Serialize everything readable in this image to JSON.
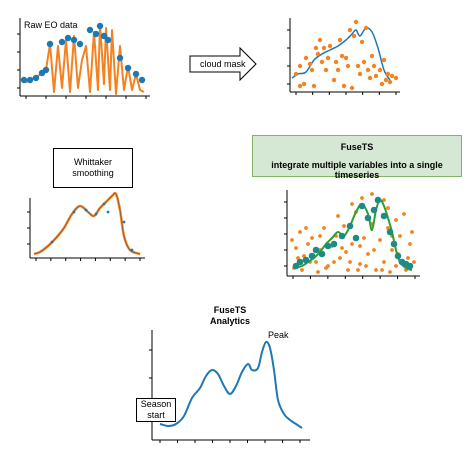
{
  "labels": {
    "raw_eo": "Raw EO data",
    "cloud_mask": "cloud mask",
    "whittaker": "Whittaker smoothing",
    "fusets_title": "FuseTS",
    "fusets_desc": "integrate multiple variables into a single timeseries",
    "analytics_title_1": "FuseTS",
    "analytics_title_2": "Analytics",
    "peak": "Peak",
    "season_1": "Season",
    "season_2": "start"
  },
  "colors": {
    "orange": "#f58220",
    "blue": "#1f77b4",
    "green": "#2ca02c",
    "teal": "#1e8a86",
    "green_box_fill": "#d5e8d4",
    "green_box_border": "#82b366"
  }
}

● Description of the task: Each line above is to be copied verbatim. Drop any image from the copy.

● The completed task:
Serialize everything readable in this image to JSON.
{
  "labels": {
    "raw_eo": "Raw EO data",
    "cloud_mask": "cloud mask",
    "whittaker": "Whittaker smoothing",
    "fusets_title": "FuseTS",
    "fusets_desc": "integrate multiple variables into a single timeseries",
    "analytics_title_1": "FuseTS",
    "analytics_title_2": "Analytics",
    "peak": "Peak",
    "season_1": "Season",
    "season_2": "start"
  },
  "colors": {
    "orange": "#f58220",
    "blue": "#1f77b4",
    "green": "#2ca02c",
    "teal": "#1e8a86",
    "green_box_fill": "#d5e8d4",
    "green_box_border": "#82b366"
  }
}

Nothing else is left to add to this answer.